(Exercise goal):
Find each line with the word "title" and copy it.

[BEGIN]

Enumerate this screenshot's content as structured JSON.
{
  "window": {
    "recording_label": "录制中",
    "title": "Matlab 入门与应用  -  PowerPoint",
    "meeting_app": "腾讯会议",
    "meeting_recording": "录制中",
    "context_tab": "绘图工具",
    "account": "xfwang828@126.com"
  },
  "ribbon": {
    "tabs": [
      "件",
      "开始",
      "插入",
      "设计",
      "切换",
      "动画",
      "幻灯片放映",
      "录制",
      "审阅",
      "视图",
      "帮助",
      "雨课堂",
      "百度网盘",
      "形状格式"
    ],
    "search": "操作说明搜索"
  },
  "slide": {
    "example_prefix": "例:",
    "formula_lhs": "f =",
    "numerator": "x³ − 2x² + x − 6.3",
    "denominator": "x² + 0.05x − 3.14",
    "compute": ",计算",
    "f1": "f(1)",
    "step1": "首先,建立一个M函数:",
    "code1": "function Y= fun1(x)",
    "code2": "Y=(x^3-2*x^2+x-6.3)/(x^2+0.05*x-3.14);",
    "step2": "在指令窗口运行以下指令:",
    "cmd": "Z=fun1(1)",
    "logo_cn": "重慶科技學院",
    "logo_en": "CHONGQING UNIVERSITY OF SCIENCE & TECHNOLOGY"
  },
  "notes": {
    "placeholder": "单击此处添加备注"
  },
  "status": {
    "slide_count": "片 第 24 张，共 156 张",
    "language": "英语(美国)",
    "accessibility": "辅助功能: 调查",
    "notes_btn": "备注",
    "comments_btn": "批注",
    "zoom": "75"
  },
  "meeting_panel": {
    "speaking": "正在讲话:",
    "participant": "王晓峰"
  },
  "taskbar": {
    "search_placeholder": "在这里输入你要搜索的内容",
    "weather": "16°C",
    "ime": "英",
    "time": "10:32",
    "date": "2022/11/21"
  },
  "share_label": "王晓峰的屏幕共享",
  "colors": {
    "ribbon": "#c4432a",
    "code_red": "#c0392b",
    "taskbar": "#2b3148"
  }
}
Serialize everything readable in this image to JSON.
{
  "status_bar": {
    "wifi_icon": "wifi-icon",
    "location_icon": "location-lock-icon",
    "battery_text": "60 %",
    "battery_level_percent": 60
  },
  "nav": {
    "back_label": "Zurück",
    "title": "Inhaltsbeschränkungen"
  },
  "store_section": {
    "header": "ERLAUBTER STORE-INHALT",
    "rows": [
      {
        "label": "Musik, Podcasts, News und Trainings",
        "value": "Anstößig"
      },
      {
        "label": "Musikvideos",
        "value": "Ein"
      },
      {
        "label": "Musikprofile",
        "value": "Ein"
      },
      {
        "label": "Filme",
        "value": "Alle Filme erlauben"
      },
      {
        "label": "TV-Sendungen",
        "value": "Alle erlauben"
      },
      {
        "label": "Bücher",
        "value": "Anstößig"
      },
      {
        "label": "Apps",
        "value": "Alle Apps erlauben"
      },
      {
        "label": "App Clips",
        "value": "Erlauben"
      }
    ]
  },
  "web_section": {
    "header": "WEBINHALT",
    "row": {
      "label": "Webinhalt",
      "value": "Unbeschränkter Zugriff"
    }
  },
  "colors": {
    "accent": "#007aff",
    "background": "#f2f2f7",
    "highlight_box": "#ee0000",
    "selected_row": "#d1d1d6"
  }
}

[END]

(Output for this exercise):
    "title": "Matlab 入门与应用  -  PowerPoint",
    "title": "Inhaltsbeschränkungen"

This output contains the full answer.